Begin AVAILABLE RECORDS

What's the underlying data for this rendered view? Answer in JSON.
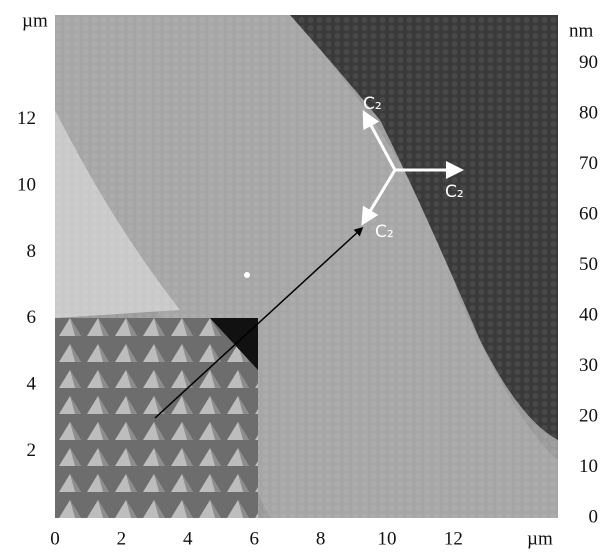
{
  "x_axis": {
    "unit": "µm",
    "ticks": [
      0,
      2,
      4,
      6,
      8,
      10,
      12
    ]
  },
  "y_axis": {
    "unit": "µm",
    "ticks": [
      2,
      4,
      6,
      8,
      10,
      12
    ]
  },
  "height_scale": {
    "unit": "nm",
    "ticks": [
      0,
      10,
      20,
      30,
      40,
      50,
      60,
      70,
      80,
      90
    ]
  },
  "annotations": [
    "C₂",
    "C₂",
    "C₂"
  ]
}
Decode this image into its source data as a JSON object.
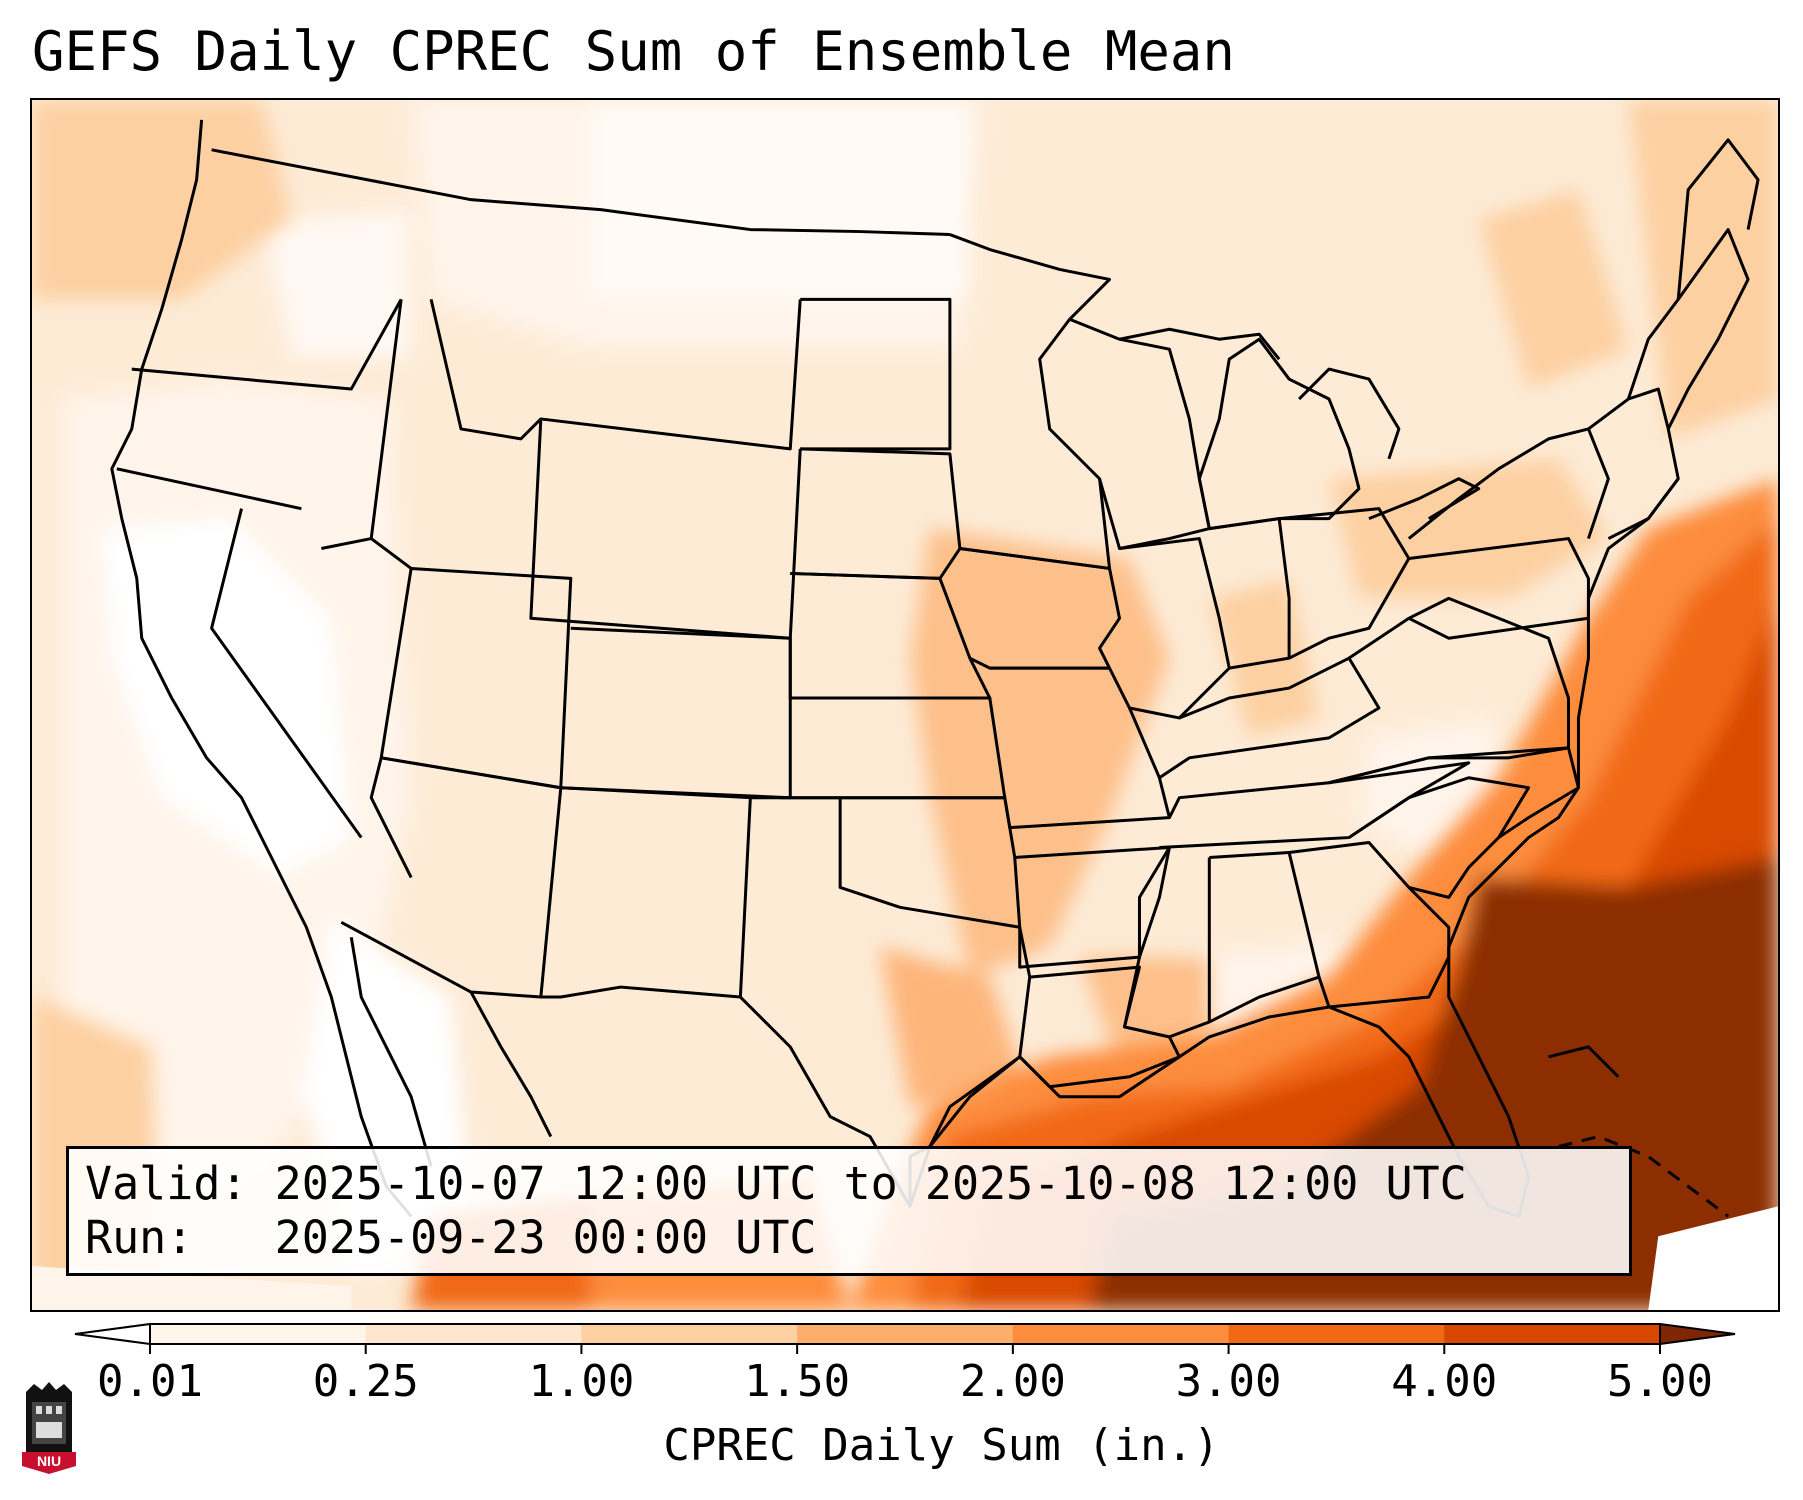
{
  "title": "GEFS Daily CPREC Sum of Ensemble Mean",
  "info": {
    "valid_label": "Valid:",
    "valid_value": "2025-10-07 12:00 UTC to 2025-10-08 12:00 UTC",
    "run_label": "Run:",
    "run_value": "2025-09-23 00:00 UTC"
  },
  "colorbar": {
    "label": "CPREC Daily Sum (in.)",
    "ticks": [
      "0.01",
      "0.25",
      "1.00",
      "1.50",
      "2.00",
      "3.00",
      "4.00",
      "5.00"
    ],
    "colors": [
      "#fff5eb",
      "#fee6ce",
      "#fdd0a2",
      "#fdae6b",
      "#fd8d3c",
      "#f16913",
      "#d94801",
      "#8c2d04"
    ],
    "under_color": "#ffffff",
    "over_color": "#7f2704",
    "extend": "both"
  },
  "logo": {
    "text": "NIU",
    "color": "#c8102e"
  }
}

End AVAILABLE RECORDS

DO THIS: All of the entries need to be transcribed word for word; pictures are left out.

EXERCISE SOLUTION:
What's the underlying data for this rendered view? Answer in JSON.
{
  "x_axis": {
    "unit": "µm",
    "ticks": [
      0,
      2,
      4,
      6,
      8,
      10,
      12
    ]
  },
  "y_axis": {
    "unit": "µm",
    "ticks": [
      2,
      4,
      6,
      8,
      10,
      12
    ]
  },
  "height_scale": {
    "unit": "nm",
    "ticks": [
      0,
      10,
      20,
      30,
      40,
      50,
      60,
      70,
      80,
      90
    ]
  },
  "annotations": [
    "C₂",
    "C₂",
    "C₂"
  ]
}
Decode this image into its source data as a JSON object.
{
  "title": "GEFS Daily CPREC Sum of Ensemble Mean",
  "info": {
    "valid_label": "Valid:",
    "valid_value": "2025-10-07 12:00 UTC to 2025-10-08 12:00 UTC",
    "run_label": "Run:",
    "run_value": "2025-09-23 00:00 UTC"
  },
  "colorbar": {
    "label": "CPREC Daily Sum (in.)",
    "ticks": [
      "0.01",
      "0.25",
      "1.00",
      "1.50",
      "2.00",
      "3.00",
      "4.00",
      "5.00"
    ],
    "colors": [
      "#fff5eb",
      "#fee6ce",
      "#fdd0a2",
      "#fdae6b",
      "#fd8d3c",
      "#f16913",
      "#d94801",
      "#8c2d04"
    ],
    "under_color": "#ffffff",
    "over_color": "#7f2704",
    "extend": "both"
  },
  "logo": {
    "text": "NIU",
    "color": "#c8102e"
  }
}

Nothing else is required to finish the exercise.